| EXERCISE |
Every line below must be reproduced exactly. Copy them all.

(Stored records)
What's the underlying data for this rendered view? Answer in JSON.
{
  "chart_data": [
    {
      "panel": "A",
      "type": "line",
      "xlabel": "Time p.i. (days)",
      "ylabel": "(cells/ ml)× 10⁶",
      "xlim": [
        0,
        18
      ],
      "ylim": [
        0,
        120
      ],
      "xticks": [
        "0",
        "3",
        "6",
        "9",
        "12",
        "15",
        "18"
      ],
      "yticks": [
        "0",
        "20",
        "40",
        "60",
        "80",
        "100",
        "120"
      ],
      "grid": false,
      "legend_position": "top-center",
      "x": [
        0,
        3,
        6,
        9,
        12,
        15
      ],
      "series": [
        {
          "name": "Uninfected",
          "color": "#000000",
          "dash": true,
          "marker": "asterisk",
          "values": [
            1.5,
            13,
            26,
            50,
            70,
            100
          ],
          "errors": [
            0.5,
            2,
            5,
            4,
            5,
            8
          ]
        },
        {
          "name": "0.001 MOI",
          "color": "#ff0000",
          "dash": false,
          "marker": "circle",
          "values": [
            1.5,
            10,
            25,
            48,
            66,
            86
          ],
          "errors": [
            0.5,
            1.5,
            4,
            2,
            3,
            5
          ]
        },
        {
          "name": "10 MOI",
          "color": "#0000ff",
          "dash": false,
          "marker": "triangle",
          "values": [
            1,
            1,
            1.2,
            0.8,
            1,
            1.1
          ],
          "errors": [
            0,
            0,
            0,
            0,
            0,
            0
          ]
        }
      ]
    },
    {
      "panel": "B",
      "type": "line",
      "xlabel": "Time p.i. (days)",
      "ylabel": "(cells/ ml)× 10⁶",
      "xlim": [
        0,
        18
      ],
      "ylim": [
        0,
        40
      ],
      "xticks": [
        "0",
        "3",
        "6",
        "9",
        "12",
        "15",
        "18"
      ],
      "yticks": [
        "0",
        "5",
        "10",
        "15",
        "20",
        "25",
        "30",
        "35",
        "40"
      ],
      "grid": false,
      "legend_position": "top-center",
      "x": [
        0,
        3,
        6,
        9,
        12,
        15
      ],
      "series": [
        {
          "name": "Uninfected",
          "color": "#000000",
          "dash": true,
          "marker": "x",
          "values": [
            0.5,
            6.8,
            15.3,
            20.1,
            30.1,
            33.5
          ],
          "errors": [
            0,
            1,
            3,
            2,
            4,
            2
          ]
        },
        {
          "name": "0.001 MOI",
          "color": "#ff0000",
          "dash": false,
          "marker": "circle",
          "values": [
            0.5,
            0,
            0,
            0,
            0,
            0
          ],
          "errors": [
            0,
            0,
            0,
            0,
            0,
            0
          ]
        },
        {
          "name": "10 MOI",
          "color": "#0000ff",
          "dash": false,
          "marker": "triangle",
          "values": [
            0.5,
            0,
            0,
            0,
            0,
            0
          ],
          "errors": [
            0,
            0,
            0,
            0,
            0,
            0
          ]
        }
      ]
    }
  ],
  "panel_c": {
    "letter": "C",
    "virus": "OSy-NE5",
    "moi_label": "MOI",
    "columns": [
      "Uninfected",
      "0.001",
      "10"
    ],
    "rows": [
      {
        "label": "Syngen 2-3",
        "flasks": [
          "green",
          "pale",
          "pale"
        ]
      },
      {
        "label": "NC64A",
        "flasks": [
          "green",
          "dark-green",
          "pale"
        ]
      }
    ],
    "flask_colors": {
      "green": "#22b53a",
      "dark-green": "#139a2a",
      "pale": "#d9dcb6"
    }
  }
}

| WRITTEN SOLUTION |
What's the underlying data for this rendered view? Answer in JSON.
{
  "chart_data": [
    {
      "panel": "A",
      "type": "line",
      "xlabel": "Time p.i. (days)",
      "ylabel": "(cells/ ml)× 10⁶",
      "xlim": [
        0,
        18
      ],
      "ylim": [
        0,
        120
      ],
      "xticks": [
        "0",
        "3",
        "6",
        "9",
        "12",
        "15",
        "18"
      ],
      "yticks": [
        "0",
        "20",
        "40",
        "60",
        "80",
        "100",
        "120"
      ],
      "grid": false,
      "legend_position": "top-center",
      "x": [
        0,
        3,
        6,
        9,
        12,
        15
      ],
      "series": [
        {
          "name": "Uninfected",
          "color": "#000000",
          "dash": true,
          "marker": "asterisk",
          "values": [
            1.5,
            13,
            26,
            50,
            70,
            100
          ],
          "errors": [
            0.5,
            2,
            5,
            4,
            5,
            8
          ]
        },
        {
          "name": "0.001 MOI",
          "color": "#ff0000",
          "dash": false,
          "marker": "circle",
          "values": [
            1.5,
            10,
            25,
            48,
            66,
            86
          ],
          "errors": [
            0.5,
            1.5,
            4,
            2,
            3,
            5
          ]
        },
        {
          "name": "10 MOI",
          "color": "#0000ff",
          "dash": false,
          "marker": "triangle",
          "values": [
            1,
            1,
            1.2,
            0.8,
            1,
            1.1
          ],
          "errors": [
            0,
            0,
            0,
            0,
            0,
            0
          ]
        }
      ]
    },
    {
      "panel": "B",
      "type": "line",
      "xlabel": "Time p.i. (days)",
      "ylabel": "(cells/ ml)× 10⁶",
      "xlim": [
        0,
        18
      ],
      "ylim": [
        0,
        40
      ],
      "xticks": [
        "0",
        "3",
        "6",
        "9",
        "12",
        "15",
        "18"
      ],
      "yticks": [
        "0",
        "5",
        "10",
        "15",
        "20",
        "25",
        "30",
        "35",
        "40"
      ],
      "grid": false,
      "legend_position": "top-center",
      "x": [
        0,
        3,
        6,
        9,
        12,
        15
      ],
      "series": [
        {
          "name": "Uninfected",
          "color": "#000000",
          "dash": true,
          "marker": "x",
          "values": [
            0.5,
            6.8,
            15.3,
            20.1,
            30.1,
            33.5
          ],
          "errors": [
            0,
            1,
            3,
            2,
            4,
            2
          ]
        },
        {
          "name": "0.001 MOI",
          "color": "#ff0000",
          "dash": false,
          "marker": "circle",
          "values": [
            0.5,
            0,
            0,
            0,
            0,
            0
          ],
          "errors": [
            0,
            0,
            0,
            0,
            0,
            0
          ]
        },
        {
          "name": "10 MOI",
          "color": "#0000ff",
          "dash": false,
          "marker": "triangle",
          "values": [
            0.5,
            0,
            0,
            0,
            0,
            0
          ],
          "errors": [
            0,
            0,
            0,
            0,
            0,
            0
          ]
        }
      ]
    }
  ],
  "panel_c": {
    "letter": "C",
    "virus": "OSy-NE5",
    "moi_label": "MOI",
    "columns": [
      "Uninfected",
      "0.001",
      "10"
    ],
    "rows": [
      {
        "label": "Syngen 2-3",
        "flasks": [
          "green",
          "pale",
          "pale"
        ]
      },
      {
        "label": "NC64A",
        "flasks": [
          "green",
          "dark-green",
          "pale"
        ]
      }
    ],
    "flask_colors": {
      "green": "#22b53a",
      "dark-green": "#139a2a",
      "pale": "#d9dcb6"
    }
  }
}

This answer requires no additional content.